::: DATA TO PROCESS

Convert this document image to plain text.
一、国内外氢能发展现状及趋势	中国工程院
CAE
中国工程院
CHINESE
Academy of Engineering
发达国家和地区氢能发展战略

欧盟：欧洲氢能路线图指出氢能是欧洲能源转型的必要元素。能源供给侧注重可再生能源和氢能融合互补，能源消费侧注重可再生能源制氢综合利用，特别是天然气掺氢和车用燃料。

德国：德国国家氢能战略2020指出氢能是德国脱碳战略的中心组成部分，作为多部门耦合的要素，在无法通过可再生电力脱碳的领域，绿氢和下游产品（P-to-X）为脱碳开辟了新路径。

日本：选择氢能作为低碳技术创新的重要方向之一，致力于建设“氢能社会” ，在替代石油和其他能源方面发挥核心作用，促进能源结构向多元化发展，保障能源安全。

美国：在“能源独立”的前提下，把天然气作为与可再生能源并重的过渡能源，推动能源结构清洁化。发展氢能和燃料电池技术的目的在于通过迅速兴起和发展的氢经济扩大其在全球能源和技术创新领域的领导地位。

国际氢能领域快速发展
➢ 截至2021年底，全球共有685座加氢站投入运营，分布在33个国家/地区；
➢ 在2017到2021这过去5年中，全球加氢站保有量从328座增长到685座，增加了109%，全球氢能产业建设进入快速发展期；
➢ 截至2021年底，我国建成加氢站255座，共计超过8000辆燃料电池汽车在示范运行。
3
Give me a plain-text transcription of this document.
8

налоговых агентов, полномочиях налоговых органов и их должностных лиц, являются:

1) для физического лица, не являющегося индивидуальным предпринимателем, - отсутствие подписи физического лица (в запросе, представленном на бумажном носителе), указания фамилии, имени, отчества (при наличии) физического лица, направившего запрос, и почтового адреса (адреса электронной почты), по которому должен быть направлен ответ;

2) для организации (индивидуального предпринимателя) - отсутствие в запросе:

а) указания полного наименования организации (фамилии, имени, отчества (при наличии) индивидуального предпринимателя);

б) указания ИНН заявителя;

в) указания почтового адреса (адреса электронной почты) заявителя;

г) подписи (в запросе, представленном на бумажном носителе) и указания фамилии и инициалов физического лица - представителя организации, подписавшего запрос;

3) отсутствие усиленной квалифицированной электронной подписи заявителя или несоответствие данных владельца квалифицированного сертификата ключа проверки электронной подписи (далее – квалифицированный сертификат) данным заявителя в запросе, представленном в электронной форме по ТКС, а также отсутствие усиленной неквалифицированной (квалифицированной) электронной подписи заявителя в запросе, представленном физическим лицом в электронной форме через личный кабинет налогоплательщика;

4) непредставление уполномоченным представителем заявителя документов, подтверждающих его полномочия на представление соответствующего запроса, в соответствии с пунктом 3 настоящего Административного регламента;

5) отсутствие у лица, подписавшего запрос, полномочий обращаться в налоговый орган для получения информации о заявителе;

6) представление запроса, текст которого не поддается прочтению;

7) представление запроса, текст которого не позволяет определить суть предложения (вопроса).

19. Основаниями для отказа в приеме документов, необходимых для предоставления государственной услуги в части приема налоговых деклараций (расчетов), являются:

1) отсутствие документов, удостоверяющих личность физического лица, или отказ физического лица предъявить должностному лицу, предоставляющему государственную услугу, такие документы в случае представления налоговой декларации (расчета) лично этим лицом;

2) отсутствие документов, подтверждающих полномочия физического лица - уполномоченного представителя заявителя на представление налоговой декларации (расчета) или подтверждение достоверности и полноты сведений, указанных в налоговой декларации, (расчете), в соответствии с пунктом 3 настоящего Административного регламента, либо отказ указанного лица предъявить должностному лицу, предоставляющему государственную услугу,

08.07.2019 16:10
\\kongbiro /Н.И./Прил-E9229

::::::

__INSTRUCTION__: Every line above should be retyped exactly as given.

__PROBLEM SOLUTION__:
Convert this document image to plain text.
一、国内外氢能发展现状及趋势	中国工程院
CAE
中国工程院
CHINESE
Academy of Engineering
发达国家和地区氢能发展战略

欧盟：欧洲氢能路线图指出氢能是欧洲能源转型的必要元素。能源供给侧注重可再生能源和氢能融合互补，能源消费侧注重可再生能源制氢综合利用，特别是天然气掺氢和车用燃料。

德国：德国国家氢能战略2020指出氢能是德国脱碳战略的中心组成部分，作为多部门耦合的要素，在无法通过可再生电力脱碳的领域，绿氢和下游产品（P-to-X）为脱碳开辟了新路径。

日本：选择氢能作为低碳技术创新的重要方向之一，致力于建设“氢能社会” ，在替代石油和其他能源方面发挥核心作用，促进能源结构向多元化发展，保障能源安全。

美国：在“能源独立”的前提下，把天然气作为与可再生能源并重的过渡能源，推动能源结构清洁化。发展氢能和燃料电池技术的目的在于通过迅速兴起和发展的氢经济扩大其在全球能源和技术创新领域的领导地位。

国际氢能领域快速发展
➢ 截至2021年底，全球共有685座加氢站投入运营，分布在33个国家/地区；
➢ 在2017到2021这过去5年中，全球加氢站保有量从328座增长到685座，增加了109%，全球氢能产业建设进入快速发展期；
➢ 截至2021年底，我国建成加氢站255座，共计超过8000辆燃料电池汽车在示范运行。
3
Give me a plain-text transcription of this document.
8

налоговых агентов, полномочиях налоговых органов и их должностных лиц, являются:

1) для физического лица, не являющегося индивидуальным предпринимателем, - отсутствие подписи физического лица (в запросе, представленном на бумажном носителе), указания фамилии, имени, отчества (при наличии) физического лица, направившего запрос, и почтового адреса (адреса электронной почты), по которому должен быть направлен ответ;

2) для организации (индивидуального предпринимателя) - отсутствие в запросе:

а) указания полного наименования организации (фамилии, имени, отчества (при наличии) индивидуального предпринимателя);

б) указания ИНН заявителя;

в) указания почтового адреса (адреса электронной почты) заявителя;

г) подписи (в запросе, представленном на бумажном носителе) и указания фамилии и инициалов физического лица - представителя организации, подписавшего запрос;

3) отсутствие усиленной квалифицированной электронной подписи заявителя или несоответствие данных владельца квалифицированного сертификата ключа проверки электронной подписи (далее – квалифицированный сертификат) данным заявителя в запросе, представленном в электронной форме по ТКС, а также отсутствие усиленной неквалифицированной (квалифицированной) электронной подписи заявителя в запросе, представленном физическим лицом в электронной форме через личный кабинет налогоплательщика;

4) непредставление уполномоченным представителем заявителя документов, подтверждающих его полномочия на представление соответствующего запроса, в соответствии с пунктом 3 настоящего Административного регламента;

5) отсутствие у лица, подписавшего запрос, полномочий обращаться в налоговый орган для получения информации о заявителе;

6) представление запроса, текст которого не поддается прочтению;

7) представление запроса, текст которого не позволяет определить суть предложения (вопроса).

19. Основаниями для отказа в приеме документов, необходимых для предоставления государственной услуги в части приема налоговых деклараций (расчетов), являются:

1) отсутствие документов, удостоверяющих личность физического лица, или отказ физического лица предъявить должностному лицу, предоставляющему государственную услугу, такие документы в случае представления налоговой декларации (расчета) лично этим лицом;

2) отсутствие документов, подтверждающих полномочия физического лица - уполномоченного представителя заявителя на представление налоговой декларации (расчета) или подтверждение достоверности и полноты сведений, указанных в налоговой декларации, (расчете), в соответствии с пунктом 3 настоящего Административного регламента, либо отказ указанного лица предъявить должностному лицу, предоставляющему государственную услугу,

08.07.2019 16:10
\\kongbiro /Н.И./Прил-E9229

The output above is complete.